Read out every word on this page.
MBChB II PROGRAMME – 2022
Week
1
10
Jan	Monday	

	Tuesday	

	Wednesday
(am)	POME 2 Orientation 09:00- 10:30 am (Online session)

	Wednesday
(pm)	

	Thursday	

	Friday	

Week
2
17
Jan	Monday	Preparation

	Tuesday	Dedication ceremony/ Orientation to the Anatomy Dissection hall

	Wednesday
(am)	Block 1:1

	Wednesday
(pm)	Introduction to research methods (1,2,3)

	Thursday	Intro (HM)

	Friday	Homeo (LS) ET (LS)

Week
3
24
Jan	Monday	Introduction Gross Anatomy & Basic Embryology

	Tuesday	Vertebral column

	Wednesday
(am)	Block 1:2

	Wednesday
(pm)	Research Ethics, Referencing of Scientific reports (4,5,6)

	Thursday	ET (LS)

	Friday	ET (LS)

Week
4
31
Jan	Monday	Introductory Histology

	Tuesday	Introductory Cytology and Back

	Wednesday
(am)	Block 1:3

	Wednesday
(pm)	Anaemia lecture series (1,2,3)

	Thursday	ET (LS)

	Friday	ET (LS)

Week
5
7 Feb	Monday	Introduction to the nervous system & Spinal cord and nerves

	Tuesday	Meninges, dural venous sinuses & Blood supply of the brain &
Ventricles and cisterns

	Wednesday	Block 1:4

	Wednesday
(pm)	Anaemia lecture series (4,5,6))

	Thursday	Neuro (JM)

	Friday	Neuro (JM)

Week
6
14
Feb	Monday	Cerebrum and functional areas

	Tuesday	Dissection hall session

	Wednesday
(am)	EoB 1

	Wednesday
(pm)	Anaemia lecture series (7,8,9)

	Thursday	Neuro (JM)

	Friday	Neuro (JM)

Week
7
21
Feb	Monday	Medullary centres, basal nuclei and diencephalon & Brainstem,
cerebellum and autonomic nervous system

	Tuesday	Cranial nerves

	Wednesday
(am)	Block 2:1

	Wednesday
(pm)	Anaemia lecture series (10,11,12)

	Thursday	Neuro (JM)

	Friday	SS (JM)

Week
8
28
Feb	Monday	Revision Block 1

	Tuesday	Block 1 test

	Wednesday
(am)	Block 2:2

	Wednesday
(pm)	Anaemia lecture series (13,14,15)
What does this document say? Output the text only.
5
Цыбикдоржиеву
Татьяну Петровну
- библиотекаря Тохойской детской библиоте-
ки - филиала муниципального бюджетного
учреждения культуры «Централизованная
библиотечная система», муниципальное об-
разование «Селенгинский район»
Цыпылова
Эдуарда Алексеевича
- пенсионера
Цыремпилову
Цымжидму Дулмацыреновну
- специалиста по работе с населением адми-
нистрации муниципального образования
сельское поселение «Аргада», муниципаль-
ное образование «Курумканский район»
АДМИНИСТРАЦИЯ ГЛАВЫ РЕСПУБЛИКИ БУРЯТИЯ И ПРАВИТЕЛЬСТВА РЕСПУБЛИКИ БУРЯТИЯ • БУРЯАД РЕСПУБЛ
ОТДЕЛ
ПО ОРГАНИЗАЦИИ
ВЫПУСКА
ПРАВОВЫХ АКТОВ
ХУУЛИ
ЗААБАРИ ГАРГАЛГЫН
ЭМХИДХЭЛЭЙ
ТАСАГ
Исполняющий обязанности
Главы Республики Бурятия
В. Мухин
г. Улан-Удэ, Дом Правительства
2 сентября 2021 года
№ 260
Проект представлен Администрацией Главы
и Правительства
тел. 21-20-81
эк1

**What is expected**
Pull out every line containing "lecture".

**Result for this exercise**
(pm)	Anaemia lecture series (1,2,3)
(pm)	Anaemia lecture series (4,5,6))
(pm)	Anaemia lecture series (7,8,9)
(pm)	Anaemia lecture series (10,11,12)
(pm)	Anaemia lecture series (13,14,15)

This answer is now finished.